● THE TASK
Write the records out again, precisely as they stand.

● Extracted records
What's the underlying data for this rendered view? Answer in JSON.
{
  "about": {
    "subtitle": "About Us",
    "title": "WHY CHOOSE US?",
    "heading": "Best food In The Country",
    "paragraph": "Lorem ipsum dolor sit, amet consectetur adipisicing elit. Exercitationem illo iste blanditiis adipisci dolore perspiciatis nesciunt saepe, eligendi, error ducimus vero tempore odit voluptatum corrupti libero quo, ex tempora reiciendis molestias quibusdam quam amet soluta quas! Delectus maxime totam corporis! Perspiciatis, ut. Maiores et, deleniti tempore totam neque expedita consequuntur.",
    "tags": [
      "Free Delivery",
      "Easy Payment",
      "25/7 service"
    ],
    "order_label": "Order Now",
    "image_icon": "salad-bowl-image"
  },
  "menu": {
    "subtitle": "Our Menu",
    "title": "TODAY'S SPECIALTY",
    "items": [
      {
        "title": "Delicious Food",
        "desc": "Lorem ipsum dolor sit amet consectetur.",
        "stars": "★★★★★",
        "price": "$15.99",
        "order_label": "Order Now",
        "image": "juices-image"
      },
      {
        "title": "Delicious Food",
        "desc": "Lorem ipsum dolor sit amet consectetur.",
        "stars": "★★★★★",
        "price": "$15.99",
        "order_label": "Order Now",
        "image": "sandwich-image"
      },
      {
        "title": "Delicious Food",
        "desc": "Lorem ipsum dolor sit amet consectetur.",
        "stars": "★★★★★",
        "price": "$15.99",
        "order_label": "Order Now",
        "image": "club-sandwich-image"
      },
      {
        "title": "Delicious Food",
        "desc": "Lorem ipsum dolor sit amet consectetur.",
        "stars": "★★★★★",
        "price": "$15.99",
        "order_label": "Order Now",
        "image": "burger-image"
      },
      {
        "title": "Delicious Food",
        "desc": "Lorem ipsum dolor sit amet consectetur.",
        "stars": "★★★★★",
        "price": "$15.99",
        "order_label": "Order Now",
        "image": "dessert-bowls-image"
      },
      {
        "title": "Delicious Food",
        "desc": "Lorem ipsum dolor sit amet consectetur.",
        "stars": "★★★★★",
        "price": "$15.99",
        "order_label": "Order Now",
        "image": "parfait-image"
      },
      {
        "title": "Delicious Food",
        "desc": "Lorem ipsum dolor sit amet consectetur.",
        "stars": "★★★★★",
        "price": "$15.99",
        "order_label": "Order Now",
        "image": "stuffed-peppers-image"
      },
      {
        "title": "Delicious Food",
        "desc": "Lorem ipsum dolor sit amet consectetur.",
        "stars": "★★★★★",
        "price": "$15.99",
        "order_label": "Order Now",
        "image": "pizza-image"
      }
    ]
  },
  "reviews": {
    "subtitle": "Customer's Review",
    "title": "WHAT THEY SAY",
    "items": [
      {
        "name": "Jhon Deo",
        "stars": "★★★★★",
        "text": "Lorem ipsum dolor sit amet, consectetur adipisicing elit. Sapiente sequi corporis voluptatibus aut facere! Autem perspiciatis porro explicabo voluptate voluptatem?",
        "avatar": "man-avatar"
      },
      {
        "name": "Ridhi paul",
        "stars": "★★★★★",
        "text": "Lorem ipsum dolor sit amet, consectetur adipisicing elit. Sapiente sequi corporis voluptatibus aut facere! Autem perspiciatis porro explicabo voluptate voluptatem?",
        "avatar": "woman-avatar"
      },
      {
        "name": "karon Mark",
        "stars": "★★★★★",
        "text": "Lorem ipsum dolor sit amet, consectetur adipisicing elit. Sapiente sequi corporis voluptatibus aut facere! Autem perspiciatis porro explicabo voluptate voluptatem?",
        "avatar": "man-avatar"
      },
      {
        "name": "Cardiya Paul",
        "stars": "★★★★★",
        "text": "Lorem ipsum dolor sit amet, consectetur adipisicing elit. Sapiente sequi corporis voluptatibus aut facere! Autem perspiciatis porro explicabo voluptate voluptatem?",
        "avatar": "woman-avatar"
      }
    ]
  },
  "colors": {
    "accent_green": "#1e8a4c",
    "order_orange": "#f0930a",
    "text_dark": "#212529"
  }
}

● EXERCISE RESULT
What's the underlying data for this rendered view? Answer in JSON.
{
  "about": {
    "subtitle": "About Us",
    "title": "WHY CHOOSE US?",
    "heading": "Best food In The Country",
    "paragraph": "Lorem ipsum dolor sit, amet consectetur adipisicing elit. Exercitationem illo iste blanditiis adipisci dolore perspiciatis nesciunt saepe, eligendi, error ducimus vero tempore odit voluptatum corrupti libero quo, ex tempora reiciendis molestias quibusdam quam amet soluta quas! Delectus maxime totam corporis! Perspiciatis, ut. Maiores et, deleniti tempore totam neque expedita consequuntur.",
    "tags": [
      "Free Delivery",
      "Easy Payment",
      "25/7 service"
    ],
    "order_label": "Order Now",
    "image_icon": "salad-bowl-image"
  },
  "menu": {
    "subtitle": "Our Menu",
    "title": "TODAY'S SPECIALTY",
    "items": [
      {
        "title": "Delicious Food",
        "desc": "Lorem ipsum dolor sit amet consectetur.",
        "stars": "★★★★★",
        "price": "$15.99",
        "order_label": "Order Now",
        "image": "juices-image"
      },
      {
        "title": "Delicious Food",
        "desc": "Lorem ipsum dolor sit amet consectetur.",
        "stars": "★★★★★",
        "price": "$15.99",
        "order_label": "Order Now",
        "image": "sandwich-image"
      },
      {
        "title": "Delicious Food",
        "desc": "Lorem ipsum dolor sit amet consectetur.",
        "stars": "★★★★★",
        "price": "$15.99",
        "order_label": "Order Now",
        "image": "club-sandwich-image"
      },
      {
        "title": "Delicious Food",
        "desc": "Lorem ipsum dolor sit amet consectetur.",
        "stars": "★★★★★",
        "price": "$15.99",
        "order_label": "Order Now",
        "image": "burger-image"
      },
      {
        "title": "Delicious Food",
        "desc": "Lorem ipsum dolor sit amet consectetur.",
        "stars": "★★★★★",
        "price": "$15.99",
        "order_label": "Order Now",
        "image": "dessert-bowls-image"
      },
      {
        "title": "Delicious Food",
        "desc": "Lorem ipsum dolor sit amet consectetur.",
        "stars": "★★★★★",
        "price": "$15.99",
        "order_label": "Order Now",
        "image": "parfait-image"
      },
      {
        "title": "Delicious Food",
        "desc": "Lorem ipsum dolor sit amet consectetur.",
        "stars": "★★★★★",
        "price": "$15.99",
        "order_label": "Order Now",
        "image": "stuffed-peppers-image"
      },
      {
        "title": "Delicious Food",
        "desc": "Lorem ipsum dolor sit amet consectetur.",
        "stars": "★★★★★",
        "price": "$15.99",
        "order_label": "Order Now",
        "image": "pizza-image"
      }
    ]
  },
  "reviews": {
    "subtitle": "Customer's Review",
    "title": "WHAT THEY SAY",
    "items": [
      {
        "name": "Jhon Deo",
        "stars": "★★★★★",
        "text": "Lorem ipsum dolor sit amet, consectetur adipisicing elit. Sapiente sequi corporis voluptatibus aut facere! Autem perspiciatis porro explicabo voluptate voluptatem?",
        "avatar": "man-avatar"
      },
      {
        "name": "Ridhi paul",
        "stars": "★★★★★",
        "text": "Lorem ipsum dolor sit amet, consectetur adipisicing elit. Sapiente sequi corporis voluptatibus aut facere! Autem perspiciatis porro explicabo voluptate voluptatem?",
        "avatar": "woman-avatar"
      },
      {
        "name": "karon Mark",
        "stars": "★★★★★",
        "text": "Lorem ipsum dolor sit amet, consectetur adipisicing elit. Sapiente sequi corporis voluptatibus aut facere! Autem perspiciatis porro explicabo voluptate voluptatem?",
        "avatar": "man-avatar"
      },
      {
        "name": "Cardiya Paul",
        "stars": "★★★★★",
        "text": "Lorem ipsum dolor sit amet, consectetur adipisicing elit. Sapiente sequi corporis voluptatibus aut facere! Autem perspiciatis porro explicabo voluptate voluptatem?",
        "avatar": "woman-avatar"
      }
    ]
  },
  "colors": {
    "accent_green": "#1e8a4c",
    "order_orange": "#f0930a",
    "text_dark": "#212529"
  }
}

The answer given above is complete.